• Data entries
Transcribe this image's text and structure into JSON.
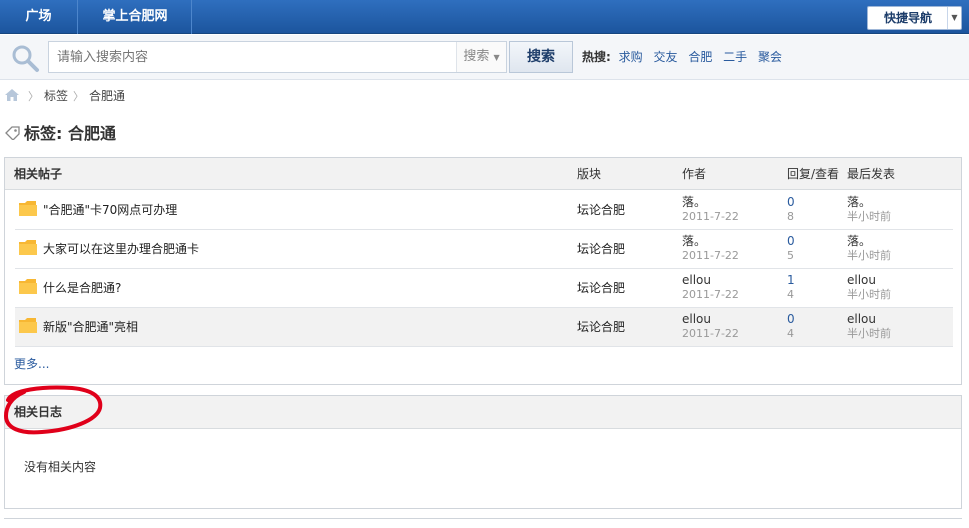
{
  "topnav": {
    "items": [
      "广场",
      "掌上合肥网"
    ],
    "quick_nav": "快捷导航"
  },
  "search": {
    "placeholder": "请输入搜索内容",
    "type": "搜索",
    "button": "搜索",
    "hot_label": "热搜:",
    "hot_terms": [
      "求购",
      "交友",
      "合肥",
      "二手",
      "聚会"
    ]
  },
  "breadcrumb": [
    "标签",
    "合肥通"
  ],
  "page_title": "标签: 合肥通",
  "threads": {
    "columns": [
      "相关帖子",
      "版块",
      "作者",
      "回复/查看",
      "最后发表"
    ],
    "rows": [
      {
        "subject": "\"合肥通\"卡70网点可办理",
        "forum": "坛论合肥",
        "author": "落。",
        "date": "2011-7-22",
        "replies": "0",
        "views": "8",
        "last_author": "落。",
        "last_time": "半小时前"
      },
      {
        "subject": "大家可以在这里办理合肥通卡",
        "forum": "坛论合肥",
        "author": "落。",
        "date": "2011-7-22",
        "replies": "0",
        "views": "5",
        "last_author": "落。",
        "last_time": "半小时前"
      },
      {
        "subject": "什么是合肥通?",
        "forum": "坛论合肥",
        "author": "ellou",
        "date": "2011-7-22",
        "replies": "1",
        "views": "4",
        "last_author": "ellou",
        "last_time": "半小时前"
      },
      {
        "subject": "新版\"合肥通\"亮相",
        "forum": "坛论合肥",
        "author": "ellou",
        "date": "2011-7-22",
        "replies": "0",
        "views": "4",
        "last_author": "ellou",
        "last_time": "半小时前"
      }
    ],
    "more": "更多..."
  },
  "blogs": {
    "title": "相关日志",
    "empty": "没有相关内容"
  },
  "colors": {
    "nav_blue": "#1c559e",
    "link": "#2a5b9e",
    "annotation": "#e0001a"
  }
}
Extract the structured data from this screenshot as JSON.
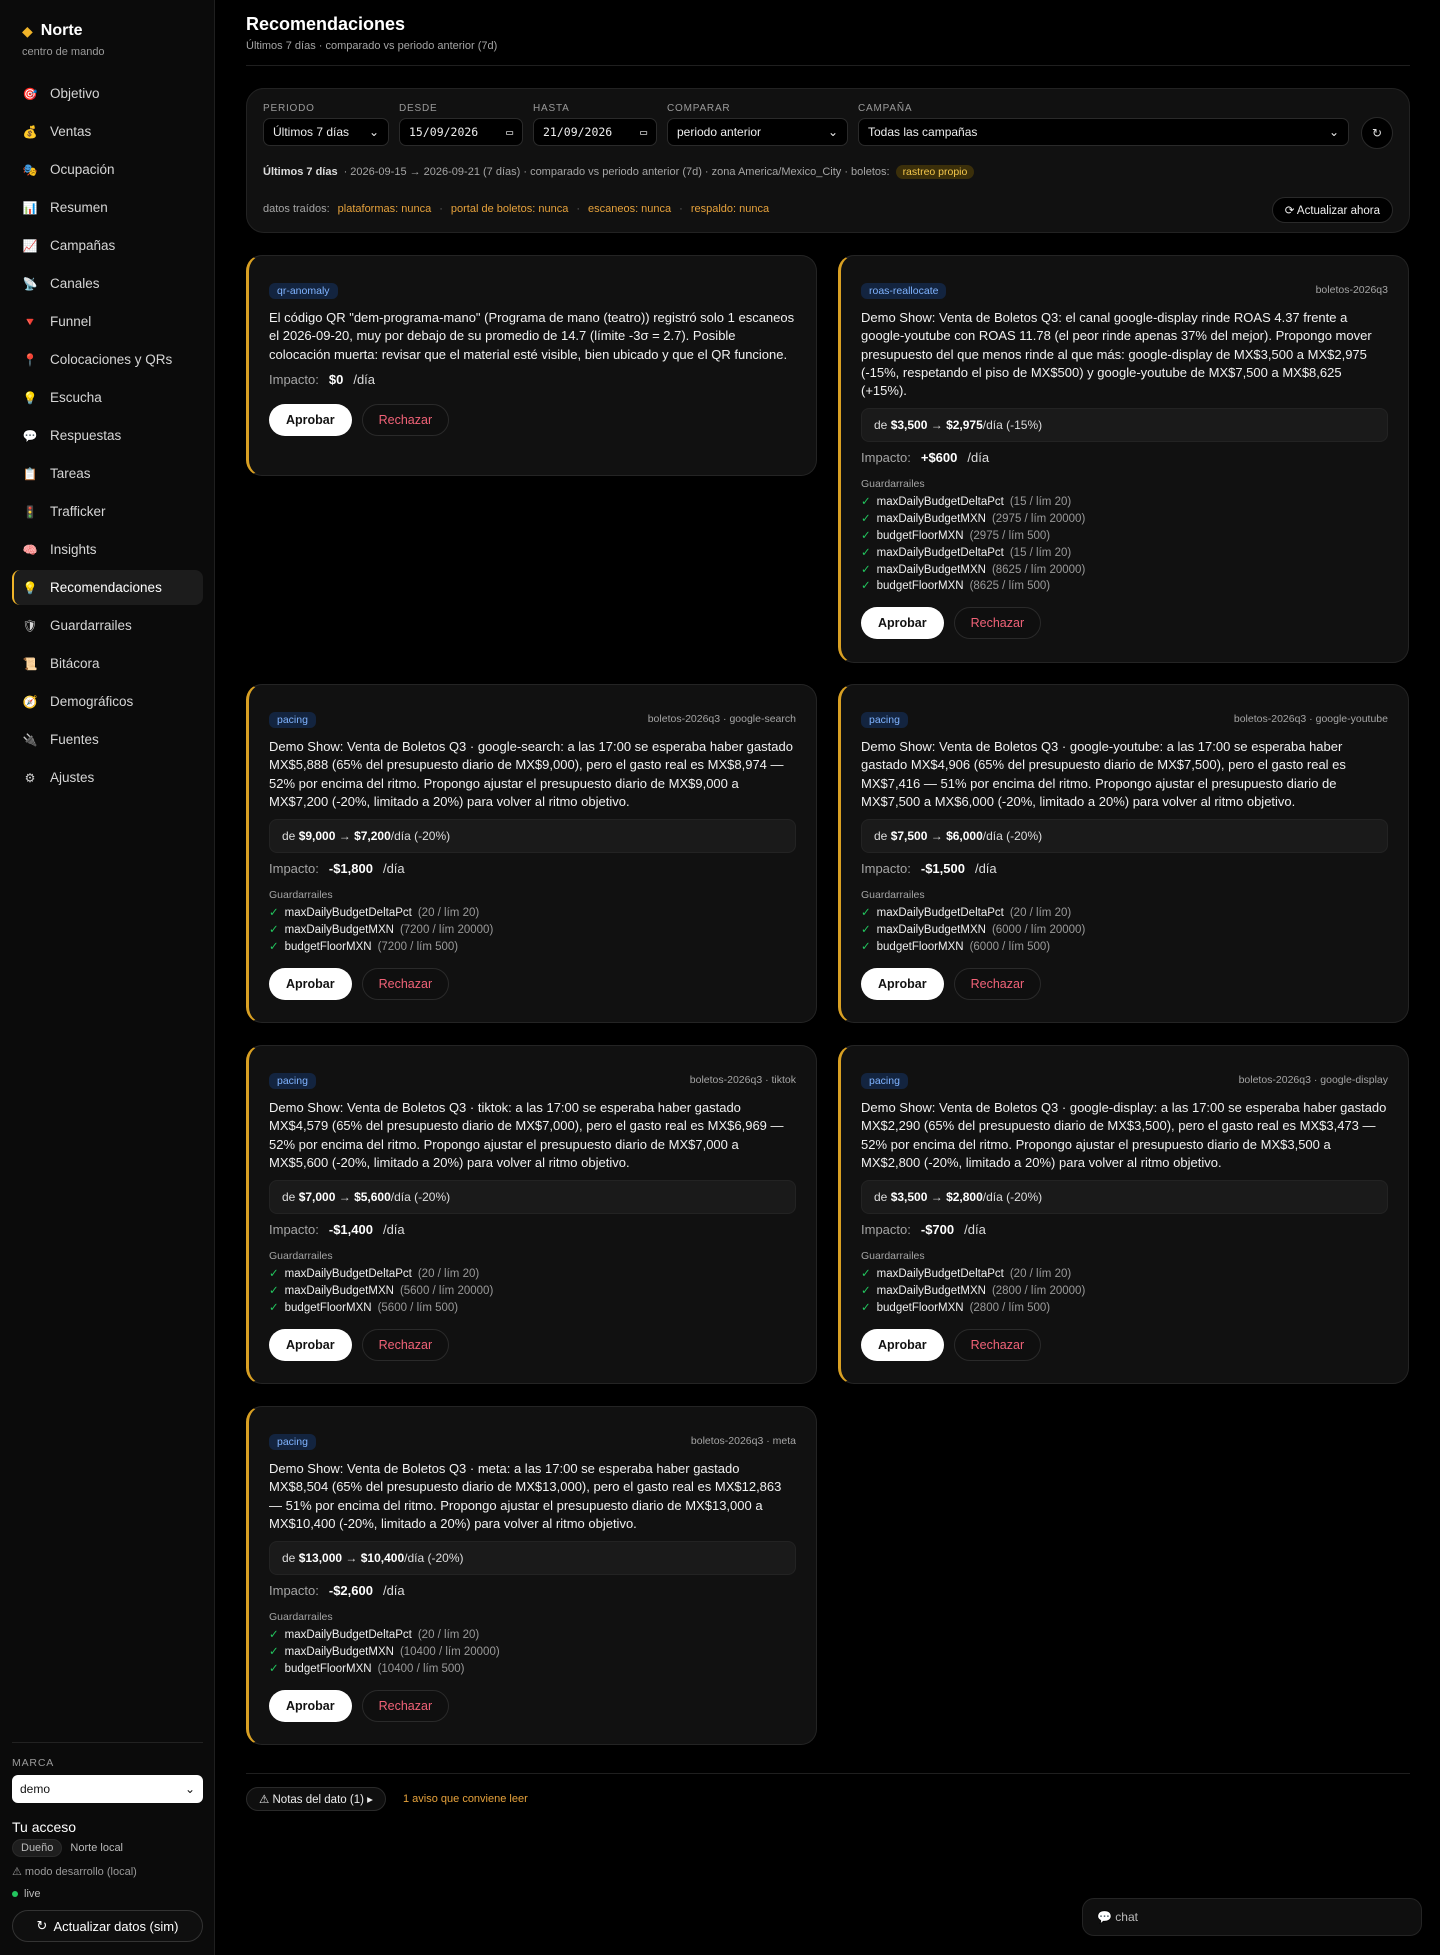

• What you have to do
Reproduce the material above verbatim; omit every picture.

• Answer for this exercise
Transcribe this image's text and structure into JSON.
{
  "topnav": {
    "items": [
      "广场",
      "掌上合肥网"
    ],
    "quick_nav": "快捷导航"
  },
  "search": {
    "placeholder": "请输入搜索内容",
    "type": "搜索",
    "button": "搜索",
    "hot_label": "热搜:",
    "hot_terms": [
      "求购",
      "交友",
      "合肥",
      "二手",
      "聚会"
    ]
  },
  "breadcrumb": [
    "标签",
    "合肥通"
  ],
  "page_title": "标签: 合肥通",
  "threads": {
    "columns": [
      "相关帖子",
      "版块",
      "作者",
      "回复/查看",
      "最后发表"
    ],
    "rows": [
      {
        "subject": "\"合肥通\"卡70网点可办理",
        "forum": "坛论合肥",
        "author": "落。",
        "date": "2011-7-22",
        "replies": "0",
        "views": "8",
        "last_author": "落。",
        "last_time": "半小时前"
      },
      {
        "subject": "大家可以在这里办理合肥通卡",
        "forum": "坛论合肥",
        "author": "落。",
        "date": "2011-7-22",
        "replies": "0",
        "views": "5",
        "last_author": "落。",
        "last_time": "半小时前"
      },
      {
        "subject": "什么是合肥通?",
        "forum": "坛论合肥",
        "author": "ellou",
        "date": "2011-7-22",
        "replies": "1",
        "views": "4",
        "last_author": "ellou",
        "last_time": "半小时前"
      },
      {
        "subject": "新版\"合肥通\"亮相",
        "forum": "坛论合肥",
        "author": "ellou",
        "date": "2011-7-22",
        "replies": "0",
        "views": "4",
        "last_author": "ellou",
        "last_time": "半小时前"
      }
    ],
    "more": "更多..."
  },
  "blogs": {
    "title": "相关日志",
    "empty": "没有相关内容"
  },
  "colors": {
    "nav_blue": "#1c559e",
    "link": "#2a5b9e",
    "annotation": "#e0001a"
  }
}
Extract the structured data from this screenshot as JSON.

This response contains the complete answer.